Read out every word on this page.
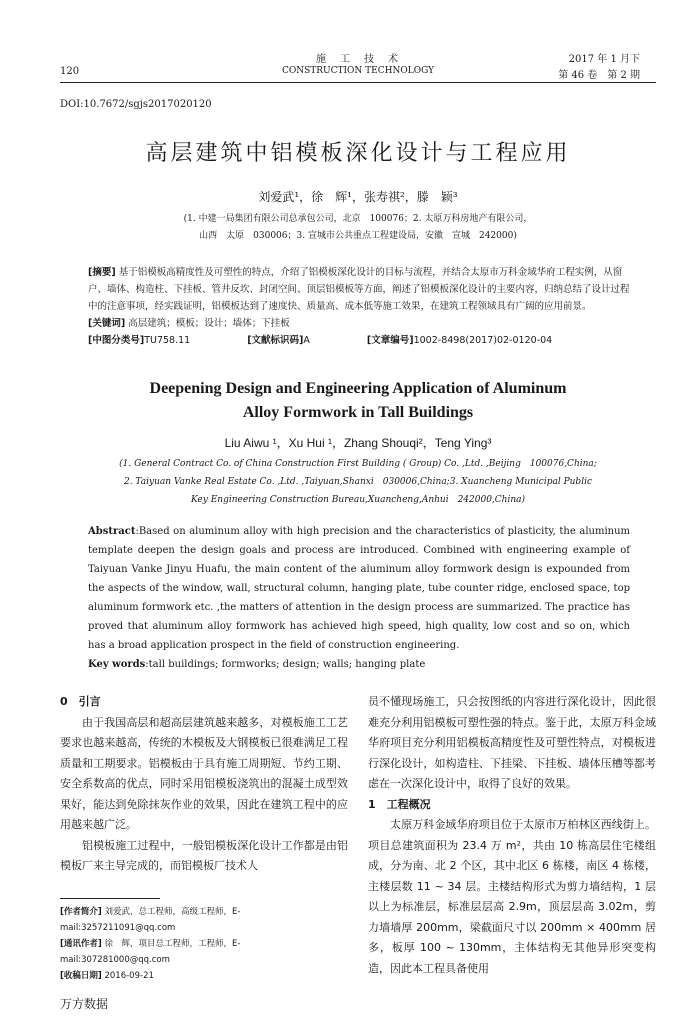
120
施　工　技　术
CONSTRUCTION TECHNOLOGY
2017 年 1 月下
第 46 卷　第 2 期
DOI:10.7672/sgjs2017020120
高层建筑中铝模板深化设计与工程应用
刘爱武¹，徐　辉¹，张寿祺²，滕　颖³
(1. 中建一局集团有限公司总承包公司，北京　100076；2. 太原万科房地产有限公司，
山西　太原　030006；3. 宣城市公共重点工程建设局，安徽　宣城　242000)

[摘要] 基于铝模板高精度性及可塑性的特点，介绍了铝模板深化设计的目标与流程，并结合太原市万科金域华府工程实例，从窗户、墙体、构造柱、下挂板、管井反坎、封闭空间、顶层铝模板等方面，阐述了铝模板深化设计的主要内容，归纳总结了设计过程中的注意事项，经实践证明，铝模板达到了速度快、质量高、成本低等施工效果，在建筑工程领域具有广阔的应用前景。

[关键词] 高层建筑；模板；设计；墙体；下挂板

[中图分类号]TU758.11　　　　　　	[文献标识码]A　　　　　　	[文章编号]1002-8498(2017)02-0120-04

Deepening Design and Engineering Application of Aluminum
Alloy Formwork in Tall Buildings
Liu Aiwu ¹，Xu Hui ¹，Zhang Shouqi²，Teng Ying³
(1. General Contract Co. of China Construction First Building ( Group) Co. ,Ltd. ,Beijing　100076,China;
2. Taiyuan Vanke Real Estate Co. ,Ltd. ,Taiyuan,Shanxi　030006,China;3. Xuancheng Municipal Public
Key Engineering Construction Bureau,Xuancheng,Anhui　242000,China)

Abstract:Based on aluminum alloy with high precision and the characteristics of plasticity, the aluminum template deepen the design goals and process are introduced. Combined with engineering example of Taiyuan Vanke Jinyu Huafu, the main content of the aluminum alloy formwork design is expounded from the aspects of the window, wall, structural column, hanging plate, tube counter ridge, enclosed space, top aluminum formwork etc. ,the matters of attention in the design process are summarized. The practice has proved that aluminum alloy formwork has achieved high speed, high quality, low cost and so on, which has a broad application prospect in the field of construction engineering.

Key words:tall buildings; formworks; design; walls; hanging plate

0　引言

由于我国高层和超高层建筑越来越多，对模板施工工艺要求也越来越高，传统的木模板及大钢模板已很难满足工程质量和工期要求。铝模板由于具有施工周期短、节约工期、安全系数高的优点，同时采用铝模板浇筑出的混凝土成型效果好，能达到免除抹灰作业的效果，因此在建筑工程中的应用越来越广泛。

铝模板施工过程中，一般铝模板深化设计工作都是由铝模板厂来主导完成的，而铝模板厂技术人

[作者简介] 刘爱武，总工程师，高级工程师，E-mail:3257211091@qq.com
[通讯作者] 徐　辉，项目总工程师，工程师，E-mail:307281000@qq.com
[收稿日期] 2016-09-21

员不懂现场施工，只会按图纸的内容进行深化设计，因此很难充分利用铝模板可塑性强的特点。鉴于此，太原万科金域华府项目充分利用铝模板高精度性及可塑性特点，对模板进行深化设计，如构造柱、下挂梁、下挂板、墙体压槽等都考虑在一次深化设计中，取得了良好的效果。

1　工程概况

太原万科金域华府项目位于太原市万柏林区西线街上。项目总建筑面积为 23.4 万 m²，共由 10 栋高层住宅楼组成，分为南、北 2 个区，其中北区 6 栋楼，南区 4 栋楼，主楼层数 11 ~ 34 层。主楼结构形式为剪力墙结构，1 层以上为标准层，标准层层高 2.9m，顶层层高 3.02m，剪力墙墙厚 200mm，梁截面尺寸以 200mm × 400mm 居多，板厚 100 ~ 130mm，主体结构无其他异形突变构造，因此本工程具备使用

万方数据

---*---

### [EXERCISE]
Images in the records should not be copied. Repeat all the rest exactly.

### [FINAL RESULT]
Read out every word on this page.
120
施　工　技　术
CONSTRUCTION TECHNOLOGY
2017 年 1 月下
第 46 卷　第 2 期
DOI:10.7672/sgjs2017020120
高层建筑中铝模板深化设计与工程应用
刘爱武¹，徐　辉¹，张寿祺²，滕　颖³
(1. 中建一局集团有限公司总承包公司，北京　100076；2. 太原万科房地产有限公司，
山西　太原　030006；3. 宣城市公共重点工程建设局，安徽　宣城　242000)

[摘要] 基于铝模板高精度性及可塑性的特点，介绍了铝模板深化设计的目标与流程，并结合太原市万科金域华府工程实例，从窗户、墙体、构造柱、下挂板、管井反坎、封闭空间、顶层铝模板等方面，阐述了铝模板深化设计的主要内容，归纳总结了设计过程中的注意事项，经实践证明，铝模板达到了速度快、质量高、成本低等施工效果，在建筑工程领域具有广阔的应用前景。

[关键词] 高层建筑；模板；设计；墙体；下挂板

[中图分类号]TU758.11　　　　　　	[文献标识码]A　　　　　　	[文章编号]1002-8498(2017)02-0120-04

Deepening Design and Engineering Application of Aluminum
Alloy Formwork in Tall Buildings
Liu Aiwu ¹，Xu Hui ¹，Zhang Shouqi²，Teng Ying³
(1. General Contract Co. of China Construction First Building ( Group) Co. ,Ltd. ,Beijing　100076,China;
2. Taiyuan Vanke Real Estate Co. ,Ltd. ,Taiyuan,Shanxi　030006,China;3. Xuancheng Municipal Public
Key Engineering Construction Bureau,Xuancheng,Anhui　242000,China)

Abstract:Based on aluminum alloy with high precision and the characteristics of plasticity, the aluminum template deepen the design goals and process are introduced. Combined with engineering example of Taiyuan Vanke Jinyu Huafu, the main content of the aluminum alloy formwork design is expounded from the aspects of the window, wall, structural column, hanging plate, tube counter ridge, enclosed space, top aluminum formwork etc. ,the matters of attention in the design process are summarized. The practice has proved that aluminum alloy formwork has achieved high speed, high quality, low cost and so on, which has a broad application prospect in the field of construction engineering.

Key words:tall buildings; formworks; design; walls; hanging plate

0　引言

由于我国高层和超高层建筑越来越多，对模板施工工艺要求也越来越高，传统的木模板及大钢模板已很难满足工程质量和工期要求。铝模板由于具有施工周期短、节约工期、安全系数高的优点，同时采用铝模板浇筑出的混凝土成型效果好，能达到免除抹灰作业的效果，因此在建筑工程中的应用越来越广泛。

铝模板施工过程中，一般铝模板深化设计工作都是由铝模板厂来主导完成的，而铝模板厂技术人

[作者简介] 刘爱武，总工程师，高级工程师，E-mail:3257211091@qq.com
[通讯作者] 徐　辉，项目总工程师，工程师，E-mail:307281000@qq.com
[收稿日期] 2016-09-21

员不懂现场施工，只会按图纸的内容进行深化设计，因此很难充分利用铝模板可塑性强的特点。鉴于此，太原万科金域华府项目充分利用铝模板高精度性及可塑性特点，对模板进行深化设计，如构造柱、下挂梁、下挂板、墙体压槽等都考虑在一次深化设计中，取得了良好的效果。

1　工程概况

太原万科金域华府项目位于太原市万柏林区西线街上。项目总建筑面积为 23.4 万 m²，共由 10 栋高层住宅楼组成，分为南、北 2 个区，其中北区 6 栋楼，南区 4 栋楼，主楼层数 11 ~ 34 层。主楼结构形式为剪力墙结构，1 层以上为标准层，标准层层高 2.9m，顶层层高 3.02m，剪力墙墙厚 200mm，梁截面尺寸以 200mm × 400mm 居多，板厚 100 ~ 130mm，主体结构无其他异形突变构造，因此本工程具备使用

万方数据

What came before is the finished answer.